* begin *

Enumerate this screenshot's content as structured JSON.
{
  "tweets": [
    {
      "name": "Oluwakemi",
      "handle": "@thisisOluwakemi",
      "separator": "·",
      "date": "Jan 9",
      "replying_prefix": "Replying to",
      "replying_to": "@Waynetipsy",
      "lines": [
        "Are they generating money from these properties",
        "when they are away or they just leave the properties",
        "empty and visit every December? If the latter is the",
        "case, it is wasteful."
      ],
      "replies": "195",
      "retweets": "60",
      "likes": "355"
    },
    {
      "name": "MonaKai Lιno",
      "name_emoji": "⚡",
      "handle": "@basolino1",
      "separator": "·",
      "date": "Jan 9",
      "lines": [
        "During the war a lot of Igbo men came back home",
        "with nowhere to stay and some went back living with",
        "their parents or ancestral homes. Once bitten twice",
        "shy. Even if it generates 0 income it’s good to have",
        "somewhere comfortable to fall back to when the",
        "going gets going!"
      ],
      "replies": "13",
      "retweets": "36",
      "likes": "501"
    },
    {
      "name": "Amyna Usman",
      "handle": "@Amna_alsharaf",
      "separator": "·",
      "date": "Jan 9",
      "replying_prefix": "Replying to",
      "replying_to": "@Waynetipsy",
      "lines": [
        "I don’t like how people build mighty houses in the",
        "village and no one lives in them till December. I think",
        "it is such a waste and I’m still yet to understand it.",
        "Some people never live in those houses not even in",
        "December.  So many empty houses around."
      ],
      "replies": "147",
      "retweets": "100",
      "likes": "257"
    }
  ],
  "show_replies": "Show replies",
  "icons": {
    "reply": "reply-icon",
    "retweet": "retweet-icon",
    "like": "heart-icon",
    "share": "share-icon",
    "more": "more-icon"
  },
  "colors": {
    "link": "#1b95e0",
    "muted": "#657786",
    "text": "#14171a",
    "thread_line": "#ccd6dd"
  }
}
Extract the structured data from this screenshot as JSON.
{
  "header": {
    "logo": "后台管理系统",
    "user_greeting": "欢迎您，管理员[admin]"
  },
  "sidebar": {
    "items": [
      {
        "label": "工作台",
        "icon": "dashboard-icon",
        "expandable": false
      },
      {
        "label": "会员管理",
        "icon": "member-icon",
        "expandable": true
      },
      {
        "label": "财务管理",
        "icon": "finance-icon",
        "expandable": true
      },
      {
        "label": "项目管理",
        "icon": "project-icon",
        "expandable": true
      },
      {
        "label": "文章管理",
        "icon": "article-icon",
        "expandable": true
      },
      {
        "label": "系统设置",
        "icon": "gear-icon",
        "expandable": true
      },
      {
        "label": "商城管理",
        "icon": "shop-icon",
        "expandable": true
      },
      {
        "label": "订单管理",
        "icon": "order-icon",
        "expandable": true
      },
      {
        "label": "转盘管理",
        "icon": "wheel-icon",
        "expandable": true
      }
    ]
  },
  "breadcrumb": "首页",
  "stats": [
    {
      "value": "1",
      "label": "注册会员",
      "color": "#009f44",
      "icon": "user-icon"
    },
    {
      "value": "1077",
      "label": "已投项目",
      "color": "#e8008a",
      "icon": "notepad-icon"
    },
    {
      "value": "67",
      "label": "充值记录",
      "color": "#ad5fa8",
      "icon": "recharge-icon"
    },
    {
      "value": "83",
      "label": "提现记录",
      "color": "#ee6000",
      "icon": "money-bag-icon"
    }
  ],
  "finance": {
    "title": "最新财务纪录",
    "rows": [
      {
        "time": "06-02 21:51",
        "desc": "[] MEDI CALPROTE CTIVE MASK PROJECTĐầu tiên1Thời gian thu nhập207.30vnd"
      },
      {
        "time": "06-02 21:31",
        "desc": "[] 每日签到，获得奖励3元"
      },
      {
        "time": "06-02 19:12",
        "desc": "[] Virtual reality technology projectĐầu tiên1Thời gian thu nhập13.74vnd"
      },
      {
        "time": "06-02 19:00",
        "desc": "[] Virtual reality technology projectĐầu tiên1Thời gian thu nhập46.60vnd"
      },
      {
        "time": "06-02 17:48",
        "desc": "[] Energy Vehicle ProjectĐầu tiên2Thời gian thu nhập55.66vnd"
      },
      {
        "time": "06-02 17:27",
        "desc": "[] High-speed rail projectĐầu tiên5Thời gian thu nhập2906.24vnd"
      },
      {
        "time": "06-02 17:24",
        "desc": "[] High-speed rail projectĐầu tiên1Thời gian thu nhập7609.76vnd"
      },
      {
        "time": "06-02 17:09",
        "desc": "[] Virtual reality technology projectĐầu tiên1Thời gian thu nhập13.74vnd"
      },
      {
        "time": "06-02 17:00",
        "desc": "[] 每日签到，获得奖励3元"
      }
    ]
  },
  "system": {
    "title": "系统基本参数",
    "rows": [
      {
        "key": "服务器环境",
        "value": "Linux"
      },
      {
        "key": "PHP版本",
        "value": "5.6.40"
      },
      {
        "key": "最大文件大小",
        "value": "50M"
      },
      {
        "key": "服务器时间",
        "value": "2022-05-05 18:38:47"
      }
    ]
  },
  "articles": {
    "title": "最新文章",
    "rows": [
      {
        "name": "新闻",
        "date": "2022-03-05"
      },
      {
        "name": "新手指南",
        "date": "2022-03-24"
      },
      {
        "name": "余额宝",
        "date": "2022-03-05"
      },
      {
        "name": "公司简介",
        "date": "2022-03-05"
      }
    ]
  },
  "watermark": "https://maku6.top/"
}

* end *

## GOAL
Quote all the records. Keep every word exact.

## EXERCISE SOLUTION
Enumerate this screenshot's content as structured JSON.
{
  "tweets": [
    {
      "name": "Oluwakemi",
      "handle": "@thisisOluwakemi",
      "separator": "·",
      "date": "Jan 9",
      "replying_prefix": "Replying to",
      "replying_to": "@Waynetipsy",
      "lines": [
        "Are they generating money from these properties",
        "when they are away or they just leave the properties",
        "empty and visit every December? If the latter is the",
        "case, it is wasteful."
      ],
      "replies": "195",
      "retweets": "60",
      "likes": "355"
    },
    {
      "name": "MonaKai Lιno",
      "name_emoji": "⚡",
      "handle": "@basolino1",
      "separator": "·",
      "date": "Jan 9",
      "lines": [
        "During the war a lot of Igbo men came back home",
        "with nowhere to stay and some went back living with",
        "their parents or ancestral homes. Once bitten twice",
        "shy. Even if it generates 0 income it’s good to have",
        "somewhere comfortable to fall back to when the",
        "going gets going!"
      ],
      "replies": "13",
      "retweets": "36",
      "likes": "501"
    },
    {
      "name": "Amyna Usman",
      "handle": "@Amna_alsharaf",
      "separator": "·",
      "date": "Jan 9",
      "replying_prefix": "Replying to",
      "replying_to": "@Waynetipsy",
      "lines": [
        "I don’t like how people build mighty houses in the",
        "village and no one lives in them till December. I think",
        "it is such a waste and I’m still yet to understand it.",
        "Some people never live in those houses not even in",
        "December.  So many empty houses around."
      ],
      "replies": "147",
      "retweets": "100",
      "likes": "257"
    }
  ],
  "show_replies": "Show replies",
  "icons": {
    "reply": "reply-icon",
    "retweet": "retweet-icon",
    "like": "heart-icon",
    "share": "share-icon",
    "more": "more-icon"
  },
  "colors": {
    "link": "#1b95e0",
    "muted": "#657786",
    "text": "#14171a",
    "thread_line": "#ccd6dd"
  }
}
Extract the structured data from this screenshot as JSON.
{
  "header": {
    "logo": "后台管理系统",
    "user_greeting": "欢迎您，管理员[admin]"
  },
  "sidebar": {
    "items": [
      {
        "label": "工作台",
        "icon": "dashboard-icon",
        "expandable": false
      },
      {
        "label": "会员管理",
        "icon": "member-icon",
        "expandable": true
      },
      {
        "label": "财务管理",
        "icon": "finance-icon",
        "expandable": true
      },
      {
        "label": "项目管理",
        "icon": "project-icon",
        "expandable": true
      },
      {
        "label": "文章管理",
        "icon": "article-icon",
        "expandable": true
      },
      {
        "label": "系统设置",
        "icon": "gear-icon",
        "expandable": true
      },
      {
        "label": "商城管理",
        "icon": "shop-icon",
        "expandable": true
      },
      {
        "label": "订单管理",
        "icon": "order-icon",
        "expandable": true
      },
      {
        "label": "转盘管理",
        "icon": "wheel-icon",
        "expandable": true
      }
    ]
  },
  "breadcrumb": "首页",
  "stats": [
    {
      "value": "1",
      "label": "注册会员",
      "color": "#009f44",
      "icon": "user-icon"
    },
    {
      "value": "1077",
      "label": "已投项目",
      "color": "#e8008a",
      "icon": "notepad-icon"
    },
    {
      "value": "67",
      "label": "充值记录",
      "color": "#ad5fa8",
      "icon": "recharge-icon"
    },
    {
      "value": "83",
      "label": "提现记录",
      "color": "#ee6000",
      "icon": "money-bag-icon"
    }
  ],
  "finance": {
    "title": "最新财务纪录",
    "rows": [
      {
        "time": "06-02 21:51",
        "desc": "[] MEDI CALPROTE CTIVE MASK PROJECTĐầu tiên1Thời gian thu nhập207.30vnd"
      },
      {
        "time": "06-02 21:31",
        "desc": "[] 每日签到，获得奖励3元"
      },
      {
        "time": "06-02 19:12",
        "desc": "[] Virtual reality technology projectĐầu tiên1Thời gian thu nhập13.74vnd"
      },
      {
        "time": "06-02 19:00",
        "desc": "[] Virtual reality technology projectĐầu tiên1Thời gian thu nhập46.60vnd"
      },
      {
        "time": "06-02 17:48",
        "desc": "[] Energy Vehicle ProjectĐầu tiên2Thời gian thu nhập55.66vnd"
      },
      {
        "time": "06-02 17:27",
        "desc": "[] High-speed rail projectĐầu tiên5Thời gian thu nhập2906.24vnd"
      },
      {
        "time": "06-02 17:24",
        "desc": "[] High-speed rail projectĐầu tiên1Thời gian thu nhập7609.76vnd"
      },
      {
        "time": "06-02 17:09",
        "desc": "[] Virtual reality technology projectĐầu tiên1Thời gian thu nhập13.74vnd"
      },
      {
        "time": "06-02 17:00",
        "desc": "[] 每日签到，获得奖励3元"
      }
    ]
  },
  "system": {
    "title": "系统基本参数",
    "rows": [
      {
        "key": "服务器环境",
        "value": "Linux"
      },
      {
        "key": "PHP版本",
        "value": "5.6.40"
      },
      {
        "key": "最大文件大小",
        "value": "50M"
      },
      {
        "key": "服务器时间",
        "value": "2022-05-05 18:38:47"
      }
    ]
  },
  "articles": {
    "title": "最新文章",
    "rows": [
      {
        "name": "新闻",
        "date": "2022-03-05"
      },
      {
        "name": "新手指南",
        "date": "2022-03-24"
      },
      {
        "name": "余额宝",
        "date": "2022-03-05"
      },
      {
        "name": "公司简介",
        "date": "2022-03-05"
      }
    ]
  },
  "watermark": "https://maku6.top/"
}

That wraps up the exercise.